Given data:
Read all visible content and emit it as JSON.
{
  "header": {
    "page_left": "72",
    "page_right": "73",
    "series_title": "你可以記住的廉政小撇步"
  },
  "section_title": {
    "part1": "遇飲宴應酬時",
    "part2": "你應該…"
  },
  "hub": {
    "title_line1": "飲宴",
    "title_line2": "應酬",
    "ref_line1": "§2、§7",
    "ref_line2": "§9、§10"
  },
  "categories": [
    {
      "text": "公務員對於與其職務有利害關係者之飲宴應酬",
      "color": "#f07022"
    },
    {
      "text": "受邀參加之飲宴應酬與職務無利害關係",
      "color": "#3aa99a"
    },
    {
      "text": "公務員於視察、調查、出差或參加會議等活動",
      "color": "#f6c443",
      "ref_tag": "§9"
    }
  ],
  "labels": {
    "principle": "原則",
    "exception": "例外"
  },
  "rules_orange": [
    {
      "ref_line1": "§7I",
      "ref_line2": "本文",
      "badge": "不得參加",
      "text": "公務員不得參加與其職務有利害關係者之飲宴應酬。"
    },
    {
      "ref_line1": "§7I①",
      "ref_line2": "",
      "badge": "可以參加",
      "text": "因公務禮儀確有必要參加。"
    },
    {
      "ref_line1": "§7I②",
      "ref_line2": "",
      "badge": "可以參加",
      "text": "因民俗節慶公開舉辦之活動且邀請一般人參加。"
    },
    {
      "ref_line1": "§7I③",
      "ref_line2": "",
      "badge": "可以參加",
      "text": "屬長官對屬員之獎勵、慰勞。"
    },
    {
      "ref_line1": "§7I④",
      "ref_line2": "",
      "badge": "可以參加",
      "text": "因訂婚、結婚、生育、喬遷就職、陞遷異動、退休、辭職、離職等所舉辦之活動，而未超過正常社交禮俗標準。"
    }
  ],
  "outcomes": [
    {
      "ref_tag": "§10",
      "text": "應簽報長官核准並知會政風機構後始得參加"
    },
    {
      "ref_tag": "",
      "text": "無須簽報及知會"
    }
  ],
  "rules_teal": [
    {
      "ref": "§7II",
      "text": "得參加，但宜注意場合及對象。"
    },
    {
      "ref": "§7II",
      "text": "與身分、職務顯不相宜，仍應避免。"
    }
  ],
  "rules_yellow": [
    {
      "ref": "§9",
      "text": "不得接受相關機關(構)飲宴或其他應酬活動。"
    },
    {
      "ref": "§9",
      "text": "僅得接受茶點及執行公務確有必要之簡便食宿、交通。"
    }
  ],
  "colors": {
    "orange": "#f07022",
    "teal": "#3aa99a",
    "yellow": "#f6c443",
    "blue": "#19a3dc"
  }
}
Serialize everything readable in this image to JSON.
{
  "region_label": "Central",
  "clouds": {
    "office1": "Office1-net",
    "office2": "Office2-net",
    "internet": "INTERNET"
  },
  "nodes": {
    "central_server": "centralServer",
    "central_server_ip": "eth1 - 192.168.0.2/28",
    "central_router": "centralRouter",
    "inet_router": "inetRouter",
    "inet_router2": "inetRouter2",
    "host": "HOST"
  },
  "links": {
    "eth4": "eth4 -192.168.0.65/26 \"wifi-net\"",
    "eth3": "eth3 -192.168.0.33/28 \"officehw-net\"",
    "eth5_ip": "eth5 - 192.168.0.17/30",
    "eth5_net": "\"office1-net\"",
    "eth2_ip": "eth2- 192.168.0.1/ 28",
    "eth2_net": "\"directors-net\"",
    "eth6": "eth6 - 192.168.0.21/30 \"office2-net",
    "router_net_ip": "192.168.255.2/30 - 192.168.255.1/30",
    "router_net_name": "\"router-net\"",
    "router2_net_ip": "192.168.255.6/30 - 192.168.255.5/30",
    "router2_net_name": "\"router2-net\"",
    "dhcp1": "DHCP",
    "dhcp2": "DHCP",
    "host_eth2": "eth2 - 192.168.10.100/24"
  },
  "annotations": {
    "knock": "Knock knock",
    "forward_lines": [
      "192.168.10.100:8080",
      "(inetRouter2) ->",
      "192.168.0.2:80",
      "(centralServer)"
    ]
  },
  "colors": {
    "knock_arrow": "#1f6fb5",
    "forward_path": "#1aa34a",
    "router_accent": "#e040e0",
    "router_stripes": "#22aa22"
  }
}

Set problem: Using the data above, print every record exactly as shown.

Answer for this exercise:
Read all visible content and emit it as JSON.
{
  "header": {
    "page_left": "72",
    "page_right": "73",
    "series_title": "你可以記住的廉政小撇步"
  },
  "section_title": {
    "part1": "遇飲宴應酬時",
    "part2": "你應該…"
  },
  "hub": {
    "title_line1": "飲宴",
    "title_line2": "應酬",
    "ref_line1": "§2、§7",
    "ref_line2": "§9、§10"
  },
  "categories": [
    {
      "text": "公務員對於與其職務有利害關係者之飲宴應酬",
      "color": "#f07022"
    },
    {
      "text": "受邀參加之飲宴應酬與職務無利害關係",
      "color": "#3aa99a"
    },
    {
      "text": "公務員於視察、調查、出差或參加會議等活動",
      "color": "#f6c443",
      "ref_tag": "§9"
    }
  ],
  "labels": {
    "principle": "原則",
    "exception": "例外"
  },
  "rules_orange": [
    {
      "ref_line1": "§7I",
      "ref_line2": "本文",
      "badge": "不得參加",
      "text": "公務員不得參加與其職務有利害關係者之飲宴應酬。"
    },
    {
      "ref_line1": "§7I①",
      "ref_line2": "",
      "badge": "可以參加",
      "text": "因公務禮儀確有必要參加。"
    },
    {
      "ref_line1": "§7I②",
      "ref_line2": "",
      "badge": "可以參加",
      "text": "因民俗節慶公開舉辦之活動且邀請一般人參加。"
    },
    {
      "ref_line1": "§7I③",
      "ref_line2": "",
      "badge": "可以參加",
      "text": "屬長官對屬員之獎勵、慰勞。"
    },
    {
      "ref_line1": "§7I④",
      "ref_line2": "",
      "badge": "可以參加",
      "text": "因訂婚、結婚、生育、喬遷就職、陞遷異動、退休、辭職、離職等所舉辦之活動，而未超過正常社交禮俗標準。"
    }
  ],
  "outcomes": [
    {
      "ref_tag": "§10",
      "text": "應簽報長官核准並知會政風機構後始得參加"
    },
    {
      "ref_tag": "",
      "text": "無須簽報及知會"
    }
  ],
  "rules_teal": [
    {
      "ref": "§7II",
      "text": "得參加，但宜注意場合及對象。"
    },
    {
      "ref": "§7II",
      "text": "與身分、職務顯不相宜，仍應避免。"
    }
  ],
  "rules_yellow": [
    {
      "ref": "§9",
      "text": "不得接受相關機關(構)飲宴或其他應酬活動。"
    },
    {
      "ref": "§9",
      "text": "僅得接受茶點及執行公務確有必要之簡便食宿、交通。"
    }
  ],
  "colors": {
    "orange": "#f07022",
    "teal": "#3aa99a",
    "yellow": "#f6c443",
    "blue": "#19a3dc"
  }
}
Serialize everything readable in this image to JSON.
{
  "region_label": "Central",
  "clouds": {
    "office1": "Office1-net",
    "office2": "Office2-net",
    "internet": "INTERNET"
  },
  "nodes": {
    "central_server": "centralServer",
    "central_server_ip": "eth1 - 192.168.0.2/28",
    "central_router": "centralRouter",
    "inet_router": "inetRouter",
    "inet_router2": "inetRouter2",
    "host": "HOST"
  },
  "links": {
    "eth4": "eth4 -192.168.0.65/26 \"wifi-net\"",
    "eth3": "eth3 -192.168.0.33/28 \"officehw-net\"",
    "eth5_ip": "eth5 - 192.168.0.17/30",
    "eth5_net": "\"office1-net\"",
    "eth2_ip": "eth2- 192.168.0.1/ 28",
    "eth2_net": "\"directors-net\"",
    "eth6": "eth6 - 192.168.0.21/30 \"office2-net",
    "router_net_ip": "192.168.255.2/30 - 192.168.255.1/30",
    "router_net_name": "\"router-net\"",
    "router2_net_ip": "192.168.255.6/30 - 192.168.255.5/30",
    "router2_net_name": "\"router2-net\"",
    "dhcp1": "DHCP",
    "dhcp2": "DHCP",
    "host_eth2": "eth2 - 192.168.10.100/24"
  },
  "annotations": {
    "knock": "Knock knock",
    "forward_lines": [
      "192.168.10.100:8080",
      "(inetRouter2) ->",
      "192.168.0.2:80",
      "(centralServer)"
    ]
  },
  "colors": {
    "knock_arrow": "#1f6fb5",
    "forward_path": "#1aa34a",
    "router_accent": "#e040e0",
    "router_stripes": "#22aa22"
  }
}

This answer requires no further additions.